#### [YOUR OBJECTIVE]
Each entry below is to be transcribed exactly.

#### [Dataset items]
★ ★ ★ ★
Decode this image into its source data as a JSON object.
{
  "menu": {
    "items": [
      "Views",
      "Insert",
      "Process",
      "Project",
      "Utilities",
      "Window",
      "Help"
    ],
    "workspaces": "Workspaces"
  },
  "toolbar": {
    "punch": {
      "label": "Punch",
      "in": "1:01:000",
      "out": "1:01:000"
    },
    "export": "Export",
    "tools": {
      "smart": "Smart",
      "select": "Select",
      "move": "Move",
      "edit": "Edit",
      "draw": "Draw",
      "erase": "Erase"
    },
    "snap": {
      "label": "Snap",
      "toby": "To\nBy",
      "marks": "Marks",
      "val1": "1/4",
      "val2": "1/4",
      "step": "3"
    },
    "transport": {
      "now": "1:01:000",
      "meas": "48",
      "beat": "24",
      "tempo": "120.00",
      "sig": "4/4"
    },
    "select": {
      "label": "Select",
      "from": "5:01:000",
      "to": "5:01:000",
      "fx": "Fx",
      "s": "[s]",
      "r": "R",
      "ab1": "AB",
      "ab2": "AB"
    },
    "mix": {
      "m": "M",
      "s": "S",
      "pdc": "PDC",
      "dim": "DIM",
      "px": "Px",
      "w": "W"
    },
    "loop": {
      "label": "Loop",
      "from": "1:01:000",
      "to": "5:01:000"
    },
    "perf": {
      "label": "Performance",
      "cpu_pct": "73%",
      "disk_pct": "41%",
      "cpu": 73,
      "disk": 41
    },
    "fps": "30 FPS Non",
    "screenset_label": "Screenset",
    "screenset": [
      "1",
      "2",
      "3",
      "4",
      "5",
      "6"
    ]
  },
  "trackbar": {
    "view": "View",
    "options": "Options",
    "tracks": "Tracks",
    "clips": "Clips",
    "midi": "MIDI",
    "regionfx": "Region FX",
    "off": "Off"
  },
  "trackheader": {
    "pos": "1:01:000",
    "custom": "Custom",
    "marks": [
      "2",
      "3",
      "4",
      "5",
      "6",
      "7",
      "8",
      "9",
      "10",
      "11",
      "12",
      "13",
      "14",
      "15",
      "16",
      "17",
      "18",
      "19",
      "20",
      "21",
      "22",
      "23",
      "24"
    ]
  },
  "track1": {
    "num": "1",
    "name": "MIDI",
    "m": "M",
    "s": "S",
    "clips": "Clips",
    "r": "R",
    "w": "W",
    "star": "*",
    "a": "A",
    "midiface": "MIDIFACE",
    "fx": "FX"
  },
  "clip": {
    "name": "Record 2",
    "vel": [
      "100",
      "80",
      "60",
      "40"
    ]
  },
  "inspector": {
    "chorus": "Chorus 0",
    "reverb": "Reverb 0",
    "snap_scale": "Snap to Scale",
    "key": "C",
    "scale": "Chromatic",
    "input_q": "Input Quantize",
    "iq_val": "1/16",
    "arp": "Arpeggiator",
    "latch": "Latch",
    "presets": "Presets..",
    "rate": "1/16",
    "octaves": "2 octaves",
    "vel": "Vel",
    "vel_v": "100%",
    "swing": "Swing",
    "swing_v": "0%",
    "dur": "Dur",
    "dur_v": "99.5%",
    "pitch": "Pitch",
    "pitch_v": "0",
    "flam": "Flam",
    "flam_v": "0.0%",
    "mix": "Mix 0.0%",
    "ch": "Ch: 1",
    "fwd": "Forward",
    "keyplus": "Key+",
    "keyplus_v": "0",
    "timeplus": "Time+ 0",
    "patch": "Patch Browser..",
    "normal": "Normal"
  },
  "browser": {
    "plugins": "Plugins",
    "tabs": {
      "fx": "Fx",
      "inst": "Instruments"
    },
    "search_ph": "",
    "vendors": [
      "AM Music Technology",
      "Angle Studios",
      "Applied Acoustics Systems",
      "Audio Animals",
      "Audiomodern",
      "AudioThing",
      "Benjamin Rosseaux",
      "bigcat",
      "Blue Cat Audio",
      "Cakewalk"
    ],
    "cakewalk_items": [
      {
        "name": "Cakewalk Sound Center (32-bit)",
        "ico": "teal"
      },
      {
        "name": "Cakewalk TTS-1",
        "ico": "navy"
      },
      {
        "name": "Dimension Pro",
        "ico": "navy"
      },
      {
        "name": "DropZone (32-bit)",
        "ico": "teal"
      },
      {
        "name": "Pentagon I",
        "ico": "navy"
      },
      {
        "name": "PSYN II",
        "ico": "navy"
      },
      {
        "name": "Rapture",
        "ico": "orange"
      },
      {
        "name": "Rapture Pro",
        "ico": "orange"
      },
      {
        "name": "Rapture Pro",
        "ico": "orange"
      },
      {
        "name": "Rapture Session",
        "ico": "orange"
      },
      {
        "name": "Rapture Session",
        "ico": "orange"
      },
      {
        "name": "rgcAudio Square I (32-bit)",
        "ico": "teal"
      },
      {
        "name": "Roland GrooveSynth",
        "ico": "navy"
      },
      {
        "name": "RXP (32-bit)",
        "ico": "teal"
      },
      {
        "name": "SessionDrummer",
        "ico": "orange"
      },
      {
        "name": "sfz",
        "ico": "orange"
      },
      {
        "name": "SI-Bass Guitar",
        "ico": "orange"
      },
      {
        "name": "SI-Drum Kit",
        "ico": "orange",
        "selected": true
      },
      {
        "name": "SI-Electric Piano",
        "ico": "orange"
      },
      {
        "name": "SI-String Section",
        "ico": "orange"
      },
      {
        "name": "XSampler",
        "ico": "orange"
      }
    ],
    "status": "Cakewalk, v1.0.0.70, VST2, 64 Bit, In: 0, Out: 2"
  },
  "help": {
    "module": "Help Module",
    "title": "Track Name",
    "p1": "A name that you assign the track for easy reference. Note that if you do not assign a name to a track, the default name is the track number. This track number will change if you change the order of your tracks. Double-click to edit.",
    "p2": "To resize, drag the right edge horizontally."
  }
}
★ ★ ★ ★
#### [CORRECT RESULT]
Decode this image into its source data as a JSON object.
{
  "menu": {
    "items": [
      "Views",
      "Insert",
      "Process",
      "Project",
      "Utilities",
      "Window",
      "Help"
    ],
    "workspaces": "Workspaces"
  },
  "toolbar": {
    "punch": {
      "label": "Punch",
      "in": "1:01:000",
      "out": "1:01:000"
    },
    "export": "Export",
    "tools": {
      "smart": "Smart",
      "select": "Select",
      "move": "Move",
      "edit": "Edit",
      "draw": "Draw",
      "erase": "Erase"
    },
    "snap": {
      "label": "Snap",
      "toby": "To\nBy",
      "marks": "Marks",
      "val1": "1/4",
      "val2": "1/4",
      "step": "3"
    },
    "transport": {
      "now": "1:01:000",
      "meas": "48",
      "beat": "24",
      "tempo": "120.00",
      "sig": "4/4"
    },
    "select": {
      "label": "Select",
      "from": "5:01:000",
      "to": "5:01:000",
      "fx": "Fx",
      "s": "[s]",
      "r": "R",
      "ab1": "AB",
      "ab2": "AB"
    },
    "mix": {
      "m": "M",
      "s": "S",
      "pdc": "PDC",
      "dim": "DIM",
      "px": "Px",
      "w": "W"
    },
    "loop": {
      "label": "Loop",
      "from": "1:01:000",
      "to": "5:01:000"
    },
    "perf": {
      "label": "Performance",
      "cpu_pct": "73%",
      "disk_pct": "41%",
      "cpu": 73,
      "disk": 41
    },
    "fps": "30 FPS Non",
    "screenset_label": "Screenset",
    "screenset": [
      "1",
      "2",
      "3",
      "4",
      "5",
      "6"
    ]
  },
  "trackbar": {
    "view": "View",
    "options": "Options",
    "tracks": "Tracks",
    "clips": "Clips",
    "midi": "MIDI",
    "regionfx": "Region FX",
    "off": "Off"
  },
  "trackheader": {
    "pos": "1:01:000",
    "custom": "Custom",
    "marks": [
      "2",
      "3",
      "4",
      "5",
      "6",
      "7",
      "8",
      "9",
      "10",
      "11",
      "12",
      "13",
      "14",
      "15",
      "16",
      "17",
      "18",
      "19",
      "20",
      "21",
      "22",
      "23",
      "24"
    ]
  },
  "track1": {
    "num": "1",
    "name": "MIDI",
    "m": "M",
    "s": "S",
    "clips": "Clips",
    "r": "R",
    "w": "W",
    "star": "*",
    "a": "A",
    "midiface": "MIDIFACE",
    "fx": "FX"
  },
  "clip": {
    "name": "Record 2",
    "vel": [
      "100",
      "80",
      "60",
      "40"
    ]
  },
  "inspector": {
    "chorus": "Chorus 0",
    "reverb": "Reverb 0",
    "snap_scale": "Snap to Scale",
    "key": "C",
    "scale": "Chromatic",
    "input_q": "Input Quantize",
    "iq_val": "1/16",
    "arp": "Arpeggiator",
    "latch": "Latch",
    "presets": "Presets..",
    "rate": "1/16",
    "octaves": "2 octaves",
    "vel": "Vel",
    "vel_v": "100%",
    "swing": "Swing",
    "swing_v": "0%",
    "dur": "Dur",
    "dur_v": "99.5%",
    "pitch": "Pitch",
    "pitch_v": "0",
    "flam": "Flam",
    "flam_v": "0.0%",
    "mix": "Mix 0.0%",
    "ch": "Ch: 1",
    "fwd": "Forward",
    "keyplus": "Key+",
    "keyplus_v": "0",
    "timeplus": "Time+ 0",
    "patch": "Patch Browser..",
    "normal": "Normal"
  },
  "browser": {
    "plugins": "Plugins",
    "tabs": {
      "fx": "Fx",
      "inst": "Instruments"
    },
    "search_ph": "",
    "vendors": [
      "AM Music Technology",
      "Angle Studios",
      "Applied Acoustics Systems",
      "Audio Animals",
      "Audiomodern",
      "AudioThing",
      "Benjamin Rosseaux",
      "bigcat",
      "Blue Cat Audio",
      "Cakewalk"
    ],
    "cakewalk_items": [
      {
        "name": "Cakewalk Sound Center (32-bit)",
        "ico": "teal"
      },
      {
        "name": "Cakewalk TTS-1",
        "ico": "navy"
      },
      {
        "name": "Dimension Pro",
        "ico": "navy"
      },
      {
        "name": "DropZone (32-bit)",
        "ico": "teal"
      },
      {
        "name": "Pentagon I",
        "ico": "navy"
      },
      {
        "name": "PSYN II",
        "ico": "navy"
      },
      {
        "name": "Rapture",
        "ico": "orange"
      },
      {
        "name": "Rapture Pro",
        "ico": "orange"
      },
      {
        "name": "Rapture Pro",
        "ico": "orange"
      },
      {
        "name": "Rapture Session",
        "ico": "orange"
      },
      {
        "name": "Rapture Session",
        "ico": "orange"
      },
      {
        "name": "rgcAudio Square I (32-bit)",
        "ico": "teal"
      },
      {
        "name": "Roland GrooveSynth",
        "ico": "navy"
      },
      {
        "name": "RXP (32-bit)",
        "ico": "teal"
      },
      {
        "name": "SessionDrummer",
        "ico": "orange"
      },
      {
        "name": "sfz",
        "ico": "orange"
      },
      {
        "name": "SI-Bass Guitar",
        "ico": "orange"
      },
      {
        "name": "SI-Drum Kit",
        "ico": "orange",
        "selected": true
      },
      {
        "name": "SI-Electric Piano",
        "ico": "orange"
      },
      {
        "name": "SI-String Section",
        "ico": "orange"
      },
      {
        "name": "XSampler",
        "ico": "orange"
      }
    ],
    "status": "Cakewalk, v1.0.0.70, VST2, 64 Bit, In: 0, Out: 2"
  },
  "help": {
    "module": "Help Module",
    "title": "Track Name",
    "p1": "A name that you assign the track for easy reference. Note that if you do not assign a name to a track, the default name is the track number. This track number will change if you change the order of your tracks. Double-click to edit.",
    "p2": "To resize, drag the right edge horizontally."
  }
}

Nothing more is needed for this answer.